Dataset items
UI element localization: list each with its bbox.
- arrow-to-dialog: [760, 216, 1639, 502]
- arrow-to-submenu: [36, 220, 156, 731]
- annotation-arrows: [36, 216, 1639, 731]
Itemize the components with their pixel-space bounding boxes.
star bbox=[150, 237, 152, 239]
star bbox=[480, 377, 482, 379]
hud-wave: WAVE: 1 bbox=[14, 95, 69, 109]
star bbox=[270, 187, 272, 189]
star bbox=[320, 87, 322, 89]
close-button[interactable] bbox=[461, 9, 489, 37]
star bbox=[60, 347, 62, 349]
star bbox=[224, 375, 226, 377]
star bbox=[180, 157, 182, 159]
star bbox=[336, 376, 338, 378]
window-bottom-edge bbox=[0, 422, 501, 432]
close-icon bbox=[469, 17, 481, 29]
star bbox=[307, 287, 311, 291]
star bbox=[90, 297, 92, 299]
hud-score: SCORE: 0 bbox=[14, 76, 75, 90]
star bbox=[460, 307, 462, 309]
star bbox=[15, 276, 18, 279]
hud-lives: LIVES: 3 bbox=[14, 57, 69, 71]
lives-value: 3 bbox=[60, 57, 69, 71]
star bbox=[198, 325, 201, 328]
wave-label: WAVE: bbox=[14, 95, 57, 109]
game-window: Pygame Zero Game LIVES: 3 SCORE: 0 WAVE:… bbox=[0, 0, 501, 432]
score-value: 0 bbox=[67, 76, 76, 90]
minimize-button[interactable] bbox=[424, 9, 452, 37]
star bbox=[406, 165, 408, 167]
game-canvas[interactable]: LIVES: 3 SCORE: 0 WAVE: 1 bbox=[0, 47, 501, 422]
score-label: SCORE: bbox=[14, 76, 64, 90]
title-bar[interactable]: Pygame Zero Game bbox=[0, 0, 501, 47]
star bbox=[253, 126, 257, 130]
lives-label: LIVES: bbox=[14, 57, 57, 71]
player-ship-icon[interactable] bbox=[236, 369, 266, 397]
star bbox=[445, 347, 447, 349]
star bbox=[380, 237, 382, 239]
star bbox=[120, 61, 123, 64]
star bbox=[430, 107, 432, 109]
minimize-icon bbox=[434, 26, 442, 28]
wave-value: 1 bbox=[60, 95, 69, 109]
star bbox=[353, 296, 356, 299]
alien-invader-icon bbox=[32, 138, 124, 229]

Objective
Pull out each line in the records above that contains the string "window", and copy those lines in full.

Final result
window-bottom-edge bbox=[0, 422, 501, 432]
game-window: Pygame Zero Game LIVES: 3 SCORE: 0 WAVE:… bbox=[0, 0, 501, 432]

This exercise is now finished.